▶ _Prompt_: Take the line that contains "Output the text content of this document." and every line after it in the material below, and quote them exactly.

-------- Dataset records --------

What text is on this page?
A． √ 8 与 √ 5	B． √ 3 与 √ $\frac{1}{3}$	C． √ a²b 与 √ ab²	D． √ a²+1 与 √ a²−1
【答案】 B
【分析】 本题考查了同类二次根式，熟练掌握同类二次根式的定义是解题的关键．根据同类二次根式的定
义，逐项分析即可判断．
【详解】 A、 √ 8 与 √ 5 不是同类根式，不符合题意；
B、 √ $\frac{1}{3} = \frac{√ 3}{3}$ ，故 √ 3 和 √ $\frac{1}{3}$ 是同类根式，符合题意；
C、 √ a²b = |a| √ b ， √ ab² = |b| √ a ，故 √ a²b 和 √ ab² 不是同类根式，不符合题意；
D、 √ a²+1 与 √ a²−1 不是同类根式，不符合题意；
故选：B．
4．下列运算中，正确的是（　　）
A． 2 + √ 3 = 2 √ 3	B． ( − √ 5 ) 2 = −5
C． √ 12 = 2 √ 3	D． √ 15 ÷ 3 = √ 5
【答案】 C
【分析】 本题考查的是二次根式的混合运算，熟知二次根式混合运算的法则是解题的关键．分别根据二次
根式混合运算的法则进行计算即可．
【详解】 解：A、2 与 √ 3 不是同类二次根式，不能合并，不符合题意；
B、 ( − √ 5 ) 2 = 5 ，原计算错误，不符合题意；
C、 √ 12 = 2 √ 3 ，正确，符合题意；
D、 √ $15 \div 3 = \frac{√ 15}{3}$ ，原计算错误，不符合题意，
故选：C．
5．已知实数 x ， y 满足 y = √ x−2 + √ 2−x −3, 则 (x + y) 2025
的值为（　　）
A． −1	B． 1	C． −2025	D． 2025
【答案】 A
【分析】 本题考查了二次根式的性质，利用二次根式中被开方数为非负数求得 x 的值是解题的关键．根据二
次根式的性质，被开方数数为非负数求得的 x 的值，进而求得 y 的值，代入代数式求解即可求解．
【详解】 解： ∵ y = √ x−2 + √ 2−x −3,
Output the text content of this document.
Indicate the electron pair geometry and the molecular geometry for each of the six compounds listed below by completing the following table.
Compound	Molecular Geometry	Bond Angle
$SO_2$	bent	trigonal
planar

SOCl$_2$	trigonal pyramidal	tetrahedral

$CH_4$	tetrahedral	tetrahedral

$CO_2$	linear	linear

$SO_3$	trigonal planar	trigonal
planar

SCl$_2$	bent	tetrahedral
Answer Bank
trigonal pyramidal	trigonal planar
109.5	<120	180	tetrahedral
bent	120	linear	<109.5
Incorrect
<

--------

▶ _Task result_:
Output the text content of this document.
Indicate the electron pair geometry and the molecular geometry for each of the six compounds listed below by completing the following table.
Compound	Molecular Geometry	Bond Angle
$SO_2$	bent	trigonal
planar

SOCl$_2$	trigonal pyramidal	tetrahedral

$CH_4$	tetrahedral	tetrahedral

$CO_2$	linear	linear

$SO_3$	trigonal planar	trigonal
planar

SCl$_2$	bent	tetrahedral
Answer Bank
trigonal pyramidal	trigonal planar
109.5	<120	180	tetrahedral
bent	120	linear	<109.5
Incorrect
<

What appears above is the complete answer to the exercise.